** Record set **
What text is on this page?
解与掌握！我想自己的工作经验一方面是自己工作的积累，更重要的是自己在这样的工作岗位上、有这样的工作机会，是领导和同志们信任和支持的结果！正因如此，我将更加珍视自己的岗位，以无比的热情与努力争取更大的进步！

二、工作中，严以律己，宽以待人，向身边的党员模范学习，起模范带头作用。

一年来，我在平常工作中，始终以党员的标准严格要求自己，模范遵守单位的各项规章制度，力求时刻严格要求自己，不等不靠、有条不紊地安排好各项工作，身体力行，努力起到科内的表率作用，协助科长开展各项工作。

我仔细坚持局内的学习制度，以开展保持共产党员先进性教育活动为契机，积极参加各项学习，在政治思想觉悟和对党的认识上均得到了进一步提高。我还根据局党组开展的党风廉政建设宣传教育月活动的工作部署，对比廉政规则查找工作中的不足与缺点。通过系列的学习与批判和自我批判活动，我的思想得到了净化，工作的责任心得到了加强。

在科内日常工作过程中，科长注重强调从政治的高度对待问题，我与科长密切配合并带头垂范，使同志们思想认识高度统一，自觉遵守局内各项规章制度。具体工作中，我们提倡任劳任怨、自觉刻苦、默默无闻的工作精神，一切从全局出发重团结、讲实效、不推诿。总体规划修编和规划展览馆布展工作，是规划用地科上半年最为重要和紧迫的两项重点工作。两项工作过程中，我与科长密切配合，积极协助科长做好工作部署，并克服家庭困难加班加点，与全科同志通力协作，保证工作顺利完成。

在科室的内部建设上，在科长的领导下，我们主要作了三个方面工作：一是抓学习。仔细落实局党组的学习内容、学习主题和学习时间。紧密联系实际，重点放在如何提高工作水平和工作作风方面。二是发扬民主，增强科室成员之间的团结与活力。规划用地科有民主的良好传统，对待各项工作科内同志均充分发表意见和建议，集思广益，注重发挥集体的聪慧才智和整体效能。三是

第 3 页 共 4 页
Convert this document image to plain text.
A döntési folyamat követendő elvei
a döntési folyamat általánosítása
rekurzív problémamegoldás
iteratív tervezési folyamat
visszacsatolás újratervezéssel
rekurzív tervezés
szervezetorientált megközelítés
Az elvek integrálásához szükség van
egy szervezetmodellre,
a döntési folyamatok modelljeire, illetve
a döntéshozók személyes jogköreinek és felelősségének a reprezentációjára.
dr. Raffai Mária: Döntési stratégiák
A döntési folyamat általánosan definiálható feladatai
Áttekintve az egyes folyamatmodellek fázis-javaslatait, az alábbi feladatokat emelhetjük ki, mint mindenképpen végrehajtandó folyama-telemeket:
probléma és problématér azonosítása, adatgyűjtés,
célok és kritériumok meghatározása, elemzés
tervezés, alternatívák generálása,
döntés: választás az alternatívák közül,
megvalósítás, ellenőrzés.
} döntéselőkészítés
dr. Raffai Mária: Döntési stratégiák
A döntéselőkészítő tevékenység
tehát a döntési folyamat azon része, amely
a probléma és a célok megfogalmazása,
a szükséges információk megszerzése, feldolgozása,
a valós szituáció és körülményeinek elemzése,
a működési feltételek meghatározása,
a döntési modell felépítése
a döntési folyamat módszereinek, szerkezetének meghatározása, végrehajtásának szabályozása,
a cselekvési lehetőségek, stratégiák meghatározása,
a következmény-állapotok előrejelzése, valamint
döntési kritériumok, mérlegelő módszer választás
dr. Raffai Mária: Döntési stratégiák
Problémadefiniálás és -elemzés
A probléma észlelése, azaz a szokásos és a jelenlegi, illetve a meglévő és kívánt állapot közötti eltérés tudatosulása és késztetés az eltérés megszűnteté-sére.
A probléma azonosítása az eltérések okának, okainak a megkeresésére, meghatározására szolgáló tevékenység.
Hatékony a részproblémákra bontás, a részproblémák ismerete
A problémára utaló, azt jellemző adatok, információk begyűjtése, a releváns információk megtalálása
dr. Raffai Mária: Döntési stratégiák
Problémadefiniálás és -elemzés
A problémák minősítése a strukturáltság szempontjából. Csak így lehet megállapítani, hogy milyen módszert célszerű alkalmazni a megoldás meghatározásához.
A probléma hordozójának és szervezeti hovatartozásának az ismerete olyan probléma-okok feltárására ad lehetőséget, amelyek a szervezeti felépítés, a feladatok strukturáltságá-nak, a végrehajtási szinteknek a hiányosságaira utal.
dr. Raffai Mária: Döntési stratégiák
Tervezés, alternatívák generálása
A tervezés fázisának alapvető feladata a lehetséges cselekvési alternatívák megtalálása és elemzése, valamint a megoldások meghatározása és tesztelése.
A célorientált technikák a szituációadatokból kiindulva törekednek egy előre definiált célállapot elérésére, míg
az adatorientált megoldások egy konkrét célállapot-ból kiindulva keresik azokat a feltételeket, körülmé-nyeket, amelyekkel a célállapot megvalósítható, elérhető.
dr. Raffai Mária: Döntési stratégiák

** What the task requires **
Copy every line of the material, please, keeping it exactly the same.

** The output **
What text is on this page?
解与掌握！我想自己的工作经验一方面是自己工作的积累，更重要的是自己在这样的工作岗位上、有这样的工作机会，是领导和同志们信任和支持的结果！正因如此，我将更加珍视自己的岗位，以无比的热情与努力争取更大的进步！

二、工作中，严以律己，宽以待人，向身边的党员模范学习，起模范带头作用。

一年来，我在平常工作中，始终以党员的标准严格要求自己，模范遵守单位的各项规章制度，力求时刻严格要求自己，不等不靠、有条不紊地安排好各项工作，身体力行，努力起到科内的表率作用，协助科长开展各项工作。

我仔细坚持局内的学习制度，以开展保持共产党员先进性教育活动为契机，积极参加各项学习，在政治思想觉悟和对党的认识上均得到了进一步提高。我还根据局党组开展的党风廉政建设宣传教育月活动的工作部署，对比廉政规则查找工作中的不足与缺点。通过系列的学习与批判和自我批判活动，我的思想得到了净化，工作的责任心得到了加强。

在科内日常工作过程中，科长注重强调从政治的高度对待问题，我与科长密切配合并带头垂范，使同志们思想认识高度统一，自觉遵守局内各项规章制度。具体工作中，我们提倡任劳任怨、自觉刻苦、默默无闻的工作精神，一切从全局出发重团结、讲实效、不推诿。总体规划修编和规划展览馆布展工作，是规划用地科上半年最为重要和紧迫的两项重点工作。两项工作过程中，我与科长密切配合，积极协助科长做好工作部署，并克服家庭困难加班加点，与全科同志通力协作，保证工作顺利完成。

在科室的内部建设上，在科长的领导下，我们主要作了三个方面工作：一是抓学习。仔细落实局党组的学习内容、学习主题和学习时间。紧密联系实际，重点放在如何提高工作水平和工作作风方面。二是发扬民主，增强科室成员之间的团结与活力。规划用地科有民主的良好传统，对待各项工作科内同志均充分发表意见和建议，集思广益，注重发挥集体的聪慧才智和整体效能。三是

第 3 页 共 4 页
Convert this document image to plain text.
A döntési folyamat követendő elvei
a döntési folyamat általánosítása
rekurzív problémamegoldás
iteratív tervezési folyamat
visszacsatolás újratervezéssel
rekurzív tervezés
szervezetorientált megközelítés
Az elvek integrálásához szükség van
egy szervezetmodellre,
a döntési folyamatok modelljeire, illetve
a döntéshozók személyes jogköreinek és felelősségének a reprezentációjára.
dr. Raffai Mária: Döntési stratégiák
A döntési folyamat általánosan definiálható feladatai
Áttekintve az egyes folyamatmodellek fázis-javaslatait, az alábbi feladatokat emelhetjük ki, mint mindenképpen végrehajtandó folyama-telemeket:
probléma és problématér azonosítása, adatgyűjtés,
célok és kritériumok meghatározása, elemzés
tervezés, alternatívák generálása,
döntés: választás az alternatívák közül,
megvalósítás, ellenőrzés.
} döntéselőkészítés
dr. Raffai Mária: Döntési stratégiák
A döntéselőkészítő tevékenység
tehát a döntési folyamat azon része, amely
a probléma és a célok megfogalmazása,
a szükséges információk megszerzése, feldolgozása,
a valós szituáció és körülményeinek elemzése,
a működési feltételek meghatározása,
a döntési modell felépítése
a döntési folyamat módszereinek, szerkezetének meghatározása, végrehajtásának szabályozása,
a cselekvési lehetőségek, stratégiák meghatározása,
a következmény-állapotok előrejelzése, valamint
döntési kritériumok, mérlegelő módszer választás
dr. Raffai Mária: Döntési stratégiák
Problémadefiniálás és -elemzés
A probléma észlelése, azaz a szokásos és a jelenlegi, illetve a meglévő és kívánt állapot közötti eltérés tudatosulása és késztetés az eltérés megszűnteté-sére.
A probléma azonosítása az eltérések okának, okainak a megkeresésére, meghatározására szolgáló tevékenység.
Hatékony a részproblémákra bontás, a részproblémák ismerete
A problémára utaló, azt jellemző adatok, információk begyűjtése, a releváns információk megtalálása
dr. Raffai Mária: Döntési stratégiák
Problémadefiniálás és -elemzés
A problémák minősítése a strukturáltság szempontjából. Csak így lehet megállapítani, hogy milyen módszert célszerű alkalmazni a megoldás meghatározásához.
A probléma hordozójának és szervezeti hovatartozásának az ismerete olyan probléma-okok feltárására ad lehetőséget, amelyek a szervezeti felépítés, a feladatok strukturáltságá-nak, a végrehajtási szinteknek a hiányosságaira utal.
dr. Raffai Mária: Döntési stratégiák
Tervezés, alternatívák generálása
A tervezés fázisának alapvető feladata a lehetséges cselekvési alternatívák megtalálása és elemzése, valamint a megoldások meghatározása és tesztelése.
A célorientált technikák a szituációadatokból kiindulva törekednek egy előre definiált célállapot elérésére, míg
az adatorientált megoldások egy konkrét célállapot-ból kiindulva keresik azokat a feltételeket, körülmé-nyeket, amelyekkel a célállapot megvalósítható, elérhető.
dr. Raffai Mária: Döntési stratégiák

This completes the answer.